Stored data entries:

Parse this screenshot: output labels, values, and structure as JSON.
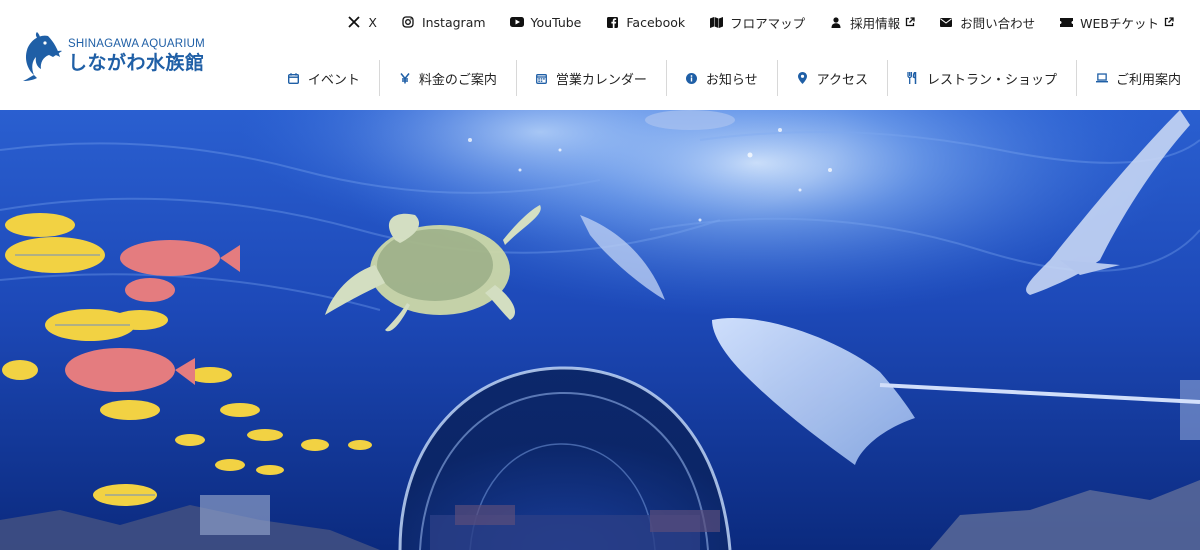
{
  "logo": {
    "en": "SHINAGAWA AQUARIUM",
    "ja": "しながわ水族館",
    "icon": "dolphin-logo-icon"
  },
  "top_links": [
    {
      "label": "X",
      "icon": "x-icon",
      "external": false
    },
    {
      "label": "Instagram",
      "icon": "instagram-icon",
      "external": false
    },
    {
      "label": "YouTube",
      "icon": "youtube-icon",
      "external": false
    },
    {
      "label": "Facebook",
      "icon": "facebook-icon",
      "external": false
    },
    {
      "label": "フロアマップ",
      "icon": "map-icon",
      "external": false
    },
    {
      "label": "採用情報",
      "icon": "person-icon",
      "external": true
    },
    {
      "label": "お問い合わせ",
      "icon": "mail-icon",
      "external": false
    },
    {
      "label": "WEBチケット",
      "icon": "ticket-icon",
      "external": true
    }
  ],
  "nav": [
    {
      "label": "イベント",
      "icon": "calendar-icon"
    },
    {
      "label": "料金のご案内",
      "icon": "yen-icon"
    },
    {
      "label": "営業カレンダー",
      "icon": "calendar-grid-icon"
    },
    {
      "label": "お知らせ",
      "icon": "info-icon"
    },
    {
      "label": "アクセス",
      "icon": "location-pin-icon"
    },
    {
      "label": "レストラン・ショップ",
      "icon": "restaurant-icon"
    },
    {
      "label": "ご利用案内",
      "icon": "laptop-icon"
    }
  ],
  "colors": {
    "brand": "#1f5fa6",
    "water_deep": "#0a2a7a",
    "water_light": "#3f7fe0"
  },
  "hero": {
    "image": "underwater tunnel"
  }
}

What is asked:
Copy each line of the entries that includes the word "calendar".

Expected answer:
      "icon": "calendar-icon"
      "icon": "calendar-grid-icon"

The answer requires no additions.